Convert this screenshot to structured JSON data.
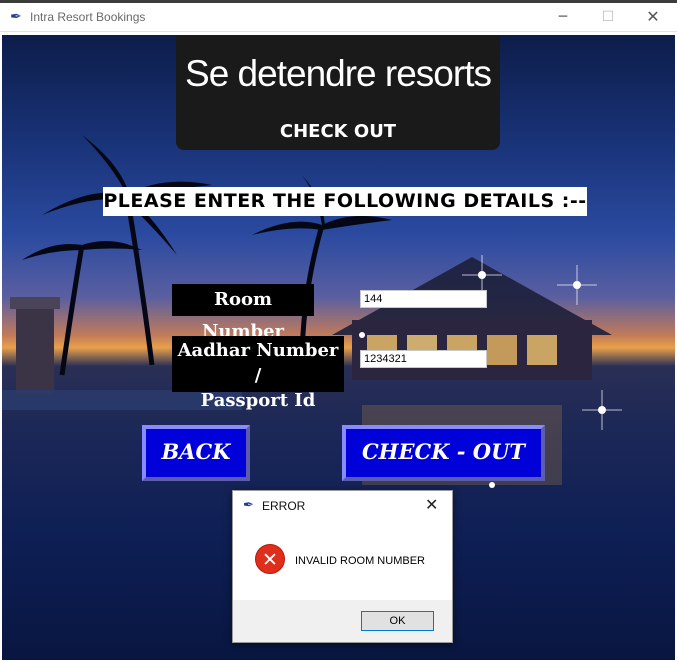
{
  "window": {
    "title": "Intra Resort Bookings",
    "app_icon": "feather-icon",
    "controls": {
      "minimize": "─",
      "maximize": "☐",
      "close": "✕"
    }
  },
  "logo": {
    "name": "Se detendre resorts",
    "subtitle": "CHECK OUT"
  },
  "form": {
    "heading": "PLEASE ENTER THE FOLLOWING DETAILS :--",
    "room_label": "Room Number",
    "room_value": "144",
    "aadhar_label_line1": "Aadhar Number /",
    "aadhar_label_line2": "Passport Id",
    "aadhar_value": "1234321"
  },
  "buttons": {
    "back": "BACK",
    "checkout": "CHECK - OUT"
  },
  "dialog": {
    "title": "ERROR",
    "icon": "error-icon",
    "close": "✕",
    "message": "INVALID ROOM NUMBER",
    "ok": "OK"
  },
  "colors": {
    "button_blue": "#0000d8",
    "label_black": "#000000",
    "error_red": "#e02e1c",
    "ok_border": "#0078d7"
  }
}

::::::::::

WHAT YOU WILL DO ::
Copy the material exactly. Do not include the pictures.

TASK SOLUTION ::
Convert this screenshot to structured JSON data.
{
  "window": {
    "title": "Intra Resort Bookings",
    "app_icon": "feather-icon",
    "controls": {
      "minimize": "─",
      "maximize": "☐",
      "close": "✕"
    }
  },
  "logo": {
    "name": "Se detendre resorts",
    "subtitle": "CHECK OUT"
  },
  "form": {
    "heading": "PLEASE ENTER THE FOLLOWING DETAILS :--",
    "room_label": "Room Number",
    "room_value": "144",
    "aadhar_label_line1": "Aadhar Number /",
    "aadhar_label_line2": "Passport Id",
    "aadhar_value": "1234321"
  },
  "buttons": {
    "back": "BACK",
    "checkout": "CHECK - OUT"
  },
  "dialog": {
    "title": "ERROR",
    "icon": "error-icon",
    "close": "✕",
    "message": "INVALID ROOM NUMBER",
    "ok": "OK"
  },
  "colors": {
    "button_blue": "#0000d8",
    "label_black": "#000000",
    "error_red": "#e02e1c",
    "ok_border": "#0078d7"
  }
}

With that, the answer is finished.